_EXERCISE PROMPT_
Search the material and gather each line with "text" in it.
•••
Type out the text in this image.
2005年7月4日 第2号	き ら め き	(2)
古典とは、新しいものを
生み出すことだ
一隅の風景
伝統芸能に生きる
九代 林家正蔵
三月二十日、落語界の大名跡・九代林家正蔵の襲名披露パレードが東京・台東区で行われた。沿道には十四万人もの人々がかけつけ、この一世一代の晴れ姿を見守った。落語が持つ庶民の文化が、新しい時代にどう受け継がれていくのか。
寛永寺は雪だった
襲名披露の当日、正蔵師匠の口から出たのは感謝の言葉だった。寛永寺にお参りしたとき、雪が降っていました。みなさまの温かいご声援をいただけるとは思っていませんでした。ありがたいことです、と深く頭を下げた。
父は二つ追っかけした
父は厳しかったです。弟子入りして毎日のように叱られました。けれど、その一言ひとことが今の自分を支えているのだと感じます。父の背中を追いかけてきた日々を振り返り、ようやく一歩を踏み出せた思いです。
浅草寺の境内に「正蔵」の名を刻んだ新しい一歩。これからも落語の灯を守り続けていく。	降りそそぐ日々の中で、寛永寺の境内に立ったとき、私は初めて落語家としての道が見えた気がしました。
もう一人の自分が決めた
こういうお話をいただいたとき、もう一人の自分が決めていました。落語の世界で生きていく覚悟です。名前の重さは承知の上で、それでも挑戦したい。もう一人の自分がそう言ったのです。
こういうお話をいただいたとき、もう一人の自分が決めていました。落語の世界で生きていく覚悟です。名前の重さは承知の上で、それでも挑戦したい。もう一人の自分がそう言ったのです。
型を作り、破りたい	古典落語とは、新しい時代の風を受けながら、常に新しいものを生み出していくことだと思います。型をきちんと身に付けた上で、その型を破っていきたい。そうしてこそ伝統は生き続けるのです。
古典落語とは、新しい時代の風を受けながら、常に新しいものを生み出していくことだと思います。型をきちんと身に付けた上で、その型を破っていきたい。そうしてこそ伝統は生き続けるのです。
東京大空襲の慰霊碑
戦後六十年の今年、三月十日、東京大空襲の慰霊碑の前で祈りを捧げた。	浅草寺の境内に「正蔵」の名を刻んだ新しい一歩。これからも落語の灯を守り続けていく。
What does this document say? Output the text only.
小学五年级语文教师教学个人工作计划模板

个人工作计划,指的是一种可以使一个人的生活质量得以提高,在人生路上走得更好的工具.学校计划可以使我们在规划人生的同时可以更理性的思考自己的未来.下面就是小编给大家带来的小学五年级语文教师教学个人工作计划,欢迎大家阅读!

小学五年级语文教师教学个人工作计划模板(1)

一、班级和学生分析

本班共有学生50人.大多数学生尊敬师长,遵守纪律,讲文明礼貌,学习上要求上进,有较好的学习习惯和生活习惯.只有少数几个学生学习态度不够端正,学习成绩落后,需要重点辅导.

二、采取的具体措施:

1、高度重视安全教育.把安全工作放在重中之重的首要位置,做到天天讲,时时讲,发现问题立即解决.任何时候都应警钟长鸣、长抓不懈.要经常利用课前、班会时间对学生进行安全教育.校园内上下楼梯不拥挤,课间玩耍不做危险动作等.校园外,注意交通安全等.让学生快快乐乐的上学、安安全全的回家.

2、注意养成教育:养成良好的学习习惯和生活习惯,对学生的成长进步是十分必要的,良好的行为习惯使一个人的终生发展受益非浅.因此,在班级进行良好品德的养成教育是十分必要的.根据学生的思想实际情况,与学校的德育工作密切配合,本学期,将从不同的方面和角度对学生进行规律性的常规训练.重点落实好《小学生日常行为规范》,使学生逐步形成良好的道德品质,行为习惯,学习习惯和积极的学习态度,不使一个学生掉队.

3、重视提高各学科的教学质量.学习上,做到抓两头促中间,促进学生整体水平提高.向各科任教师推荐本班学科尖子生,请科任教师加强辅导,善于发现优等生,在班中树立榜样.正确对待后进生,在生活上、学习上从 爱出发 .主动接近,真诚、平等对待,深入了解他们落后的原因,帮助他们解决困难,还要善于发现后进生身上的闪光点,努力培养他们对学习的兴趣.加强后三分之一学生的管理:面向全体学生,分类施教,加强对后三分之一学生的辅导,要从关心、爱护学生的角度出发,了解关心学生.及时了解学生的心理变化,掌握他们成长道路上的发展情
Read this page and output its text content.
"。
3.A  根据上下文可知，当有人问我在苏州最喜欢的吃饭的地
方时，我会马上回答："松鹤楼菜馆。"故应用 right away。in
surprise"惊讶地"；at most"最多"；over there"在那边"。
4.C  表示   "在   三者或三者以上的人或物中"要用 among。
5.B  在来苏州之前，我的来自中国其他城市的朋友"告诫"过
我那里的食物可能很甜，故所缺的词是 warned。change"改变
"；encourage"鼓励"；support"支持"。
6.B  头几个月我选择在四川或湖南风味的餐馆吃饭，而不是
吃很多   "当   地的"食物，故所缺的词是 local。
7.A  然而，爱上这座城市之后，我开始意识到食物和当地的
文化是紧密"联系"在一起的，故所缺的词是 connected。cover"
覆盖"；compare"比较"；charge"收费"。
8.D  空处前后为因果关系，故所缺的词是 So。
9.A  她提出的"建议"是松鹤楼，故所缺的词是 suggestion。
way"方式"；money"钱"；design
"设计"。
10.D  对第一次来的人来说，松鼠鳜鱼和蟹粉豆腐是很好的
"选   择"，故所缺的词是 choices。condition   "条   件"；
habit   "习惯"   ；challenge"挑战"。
•••
_FULL RESPONSE_
Type out the text in this image.
What does this document say? Output the text only.
Read this page and output its text content.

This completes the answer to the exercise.